» TASK TO COMPLETE
Give the data below again exactly as written, without its pictures.

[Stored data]
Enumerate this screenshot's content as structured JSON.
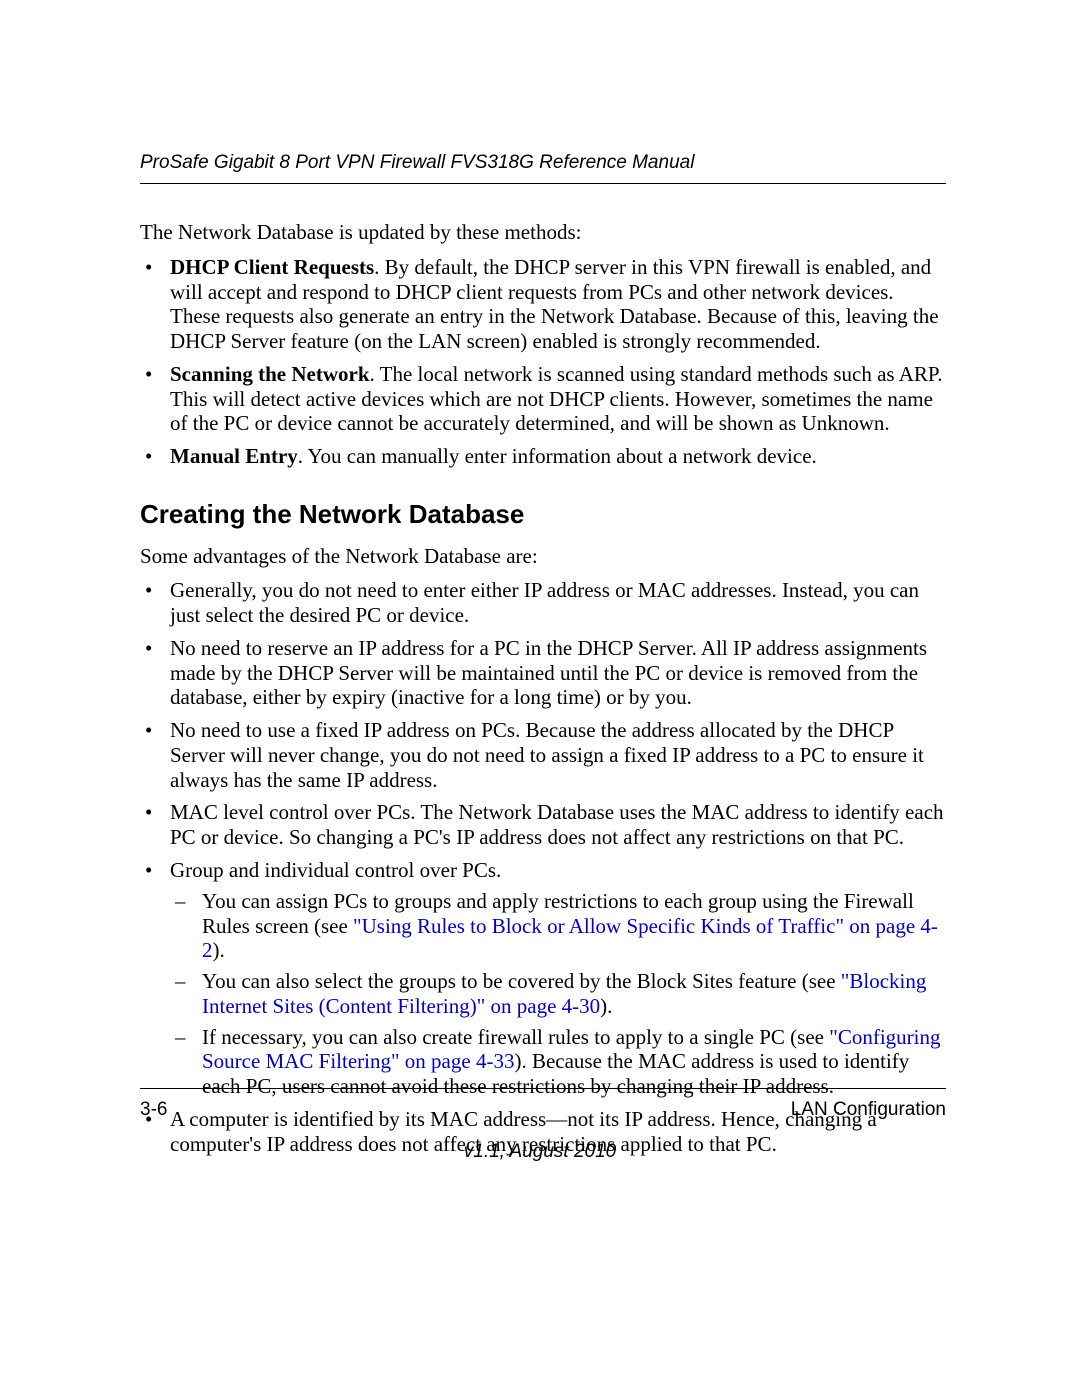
{
  "header": {
    "running_head": "ProSafe Gigabit 8 Port VPN Firewall FVS318G Reference Manual"
  },
  "intro": "The Network Database is updated by these methods:",
  "methods": [
    {
      "title": "DHCP Client Requests",
      "text": ". By default, the DHCP server in this VPN firewall is enabled, and will accept and respond to DHCP client requests from PCs and other network devices. These requests also generate an entry in the Network Database. Because of this, leaving the DHCP Server feature (on the LAN screen) enabled is strongly recommended."
    },
    {
      "title": "Scanning the Network",
      "text": ". The local network is scanned using standard methods such as ARP. This will detect active devices which are not DHCP clients. However, sometimes the name of the PC or device cannot be accurately determined, and will be shown as Unknown."
    },
    {
      "title": "Manual Entry",
      "text": ". You can manually enter information about a network device."
    }
  ],
  "section": {
    "heading": "Creating the Network Database",
    "intro": "Some advantages of the Network Database are:"
  },
  "advantages": {
    "a1": "Generally, you do not need to enter either IP address or MAC addresses. Instead, you can just select the desired PC or device.",
    "a2": "No need to reserve an IP address for a PC in the DHCP Server. All IP address assignments made by the DHCP Server will be maintained until the PC or device is removed from the database, either by expiry (inactive for a long time) or by you.",
    "a3": "No need to use a fixed IP address on PCs. Because the address allocated by the DHCP Server will never change, you do not need to assign a fixed IP address to a PC to ensure it always has the same IP address.",
    "a4": "MAC level control over PCs. The Network Database uses the MAC address to identify each PC or device. So changing a PC's IP address does not affect any restrictions on that PC.",
    "a5": "Group and individual control over PCs.",
    "a5_sub": {
      "s1_pre": "You can assign PCs to groups and apply restrictions to each group using the Firewall Rules screen (see ",
      "s1_link": "\"Using Rules to Block or Allow Specific Kinds of Traffic\" on page 4-2",
      "s1_post": ").",
      "s2_pre": "You can also select the groups to be covered by the Block Sites feature (see ",
      "s2_link": "\"Blocking Internet Sites (Content Filtering)\" on page 4-30",
      "s2_post": ").",
      "s3_pre": "If necessary, you can also create firewall rules to apply to a single PC (see ",
      "s3_link": "\"Configuring Source MAC Filtering\" on page 4-33",
      "s3_post": "). Because the MAC address is used to identify each PC, users cannot avoid these restrictions by changing their IP address."
    },
    "a6": "A computer is identified by its MAC address—not its IP address. Hence, changing a computer's IP address does not affect any restrictions applied to that PC."
  },
  "footer": {
    "page_number": "3-6",
    "section_name": "LAN Configuration",
    "version": "v1.1, August 2010"
  }
}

» WRITTEN ANSWER
Enumerate this screenshot's content as structured JSON.
{
  "header": {
    "running_head": "ProSafe Gigabit 8 Port VPN Firewall FVS318G Reference Manual"
  },
  "intro": "The Network Database is updated by these methods:",
  "methods": [
    {
      "title": "DHCP Client Requests",
      "text": ". By default, the DHCP server in this VPN firewall is enabled, and will accept and respond to DHCP client requests from PCs and other network devices. These requests also generate an entry in the Network Database. Because of this, leaving the DHCP Server feature (on the LAN screen) enabled is strongly recommended."
    },
    {
      "title": "Scanning the Network",
      "text": ". The local network is scanned using standard methods such as ARP. This will detect active devices which are not DHCP clients. However, sometimes the name of the PC or device cannot be accurately determined, and will be shown as Unknown."
    },
    {
      "title": "Manual Entry",
      "text": ". You can manually enter information about a network device."
    }
  ],
  "section": {
    "heading": "Creating the Network Database",
    "intro": "Some advantages of the Network Database are:"
  },
  "advantages": {
    "a1": "Generally, you do not need to enter either IP address or MAC addresses. Instead, you can just select the desired PC or device.",
    "a2": "No need to reserve an IP address for a PC in the DHCP Server. All IP address assignments made by the DHCP Server will be maintained until the PC or device is removed from the database, either by expiry (inactive for a long time) or by you.",
    "a3": "No need to use a fixed IP address on PCs. Because the address allocated by the DHCP Server will never change, you do not need to assign a fixed IP address to a PC to ensure it always has the same IP address.",
    "a4": "MAC level control over PCs. The Network Database uses the MAC address to identify each PC or device. So changing a PC's IP address does not affect any restrictions on that PC.",
    "a5": "Group and individual control over PCs.",
    "a5_sub": {
      "s1_pre": "You can assign PCs to groups and apply restrictions to each group using the Firewall Rules screen (see ",
      "s1_link": "\"Using Rules to Block or Allow Specific Kinds of Traffic\" on page 4-2",
      "s1_post": ").",
      "s2_pre": "You can also select the groups to be covered by the Block Sites feature (see ",
      "s2_link": "\"Blocking Internet Sites (Content Filtering)\" on page 4-30",
      "s2_post": ").",
      "s3_pre": "If necessary, you can also create firewall rules to apply to a single PC (see ",
      "s3_link": "\"Configuring Source MAC Filtering\" on page 4-33",
      "s3_post": "). Because the MAC address is used to identify each PC, users cannot avoid these restrictions by changing their IP address."
    },
    "a6": "A computer is identified by its MAC address—not its IP address. Hence, changing a computer's IP address does not affect any restrictions applied to that PC."
  },
  "footer": {
    "page_number": "3-6",
    "section_name": "LAN Configuration",
    "version": "v1.1, August 2010"
  }
}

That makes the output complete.